EXERCISE INPUTS |
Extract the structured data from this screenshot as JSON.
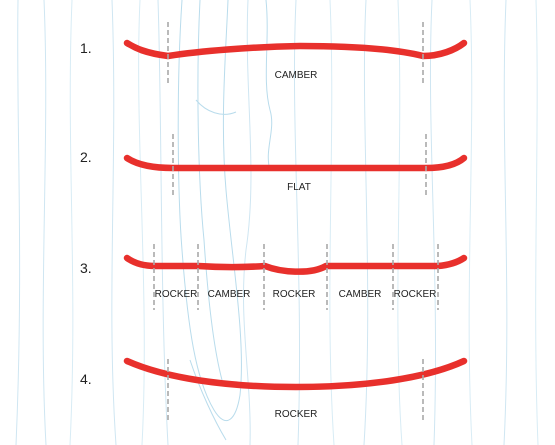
{
  "colors": {
    "background": "#ffffff",
    "grain": "#cfe6f2",
    "grain_dark": "#b9dcec",
    "board": "#e8302c",
    "marker": "#a9a9a9",
    "text": "#222222"
  },
  "profiles": [
    {
      "number": "1.",
      "shape": "camber",
      "labels": [
        "CAMBER"
      ]
    },
    {
      "number": "2.",
      "shape": "flat",
      "labels": [
        "FLAT"
      ]
    },
    {
      "number": "3.",
      "shape": "hybrid",
      "labels": [
        "ROCKER",
        "CAMBER",
        "ROCKER",
        "CAMBER",
        "ROCKER"
      ]
    },
    {
      "number": "4.",
      "shape": "rocker",
      "labels": [
        "ROCKER"
      ]
    }
  ]
}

WRITTEN TASK | Which lines contain the word "shape"? Copy each one.

SOLUTION |
      "shape": "camber",
      "shape": "flat",
      "shape": "hybrid",
      "shape": "rocker",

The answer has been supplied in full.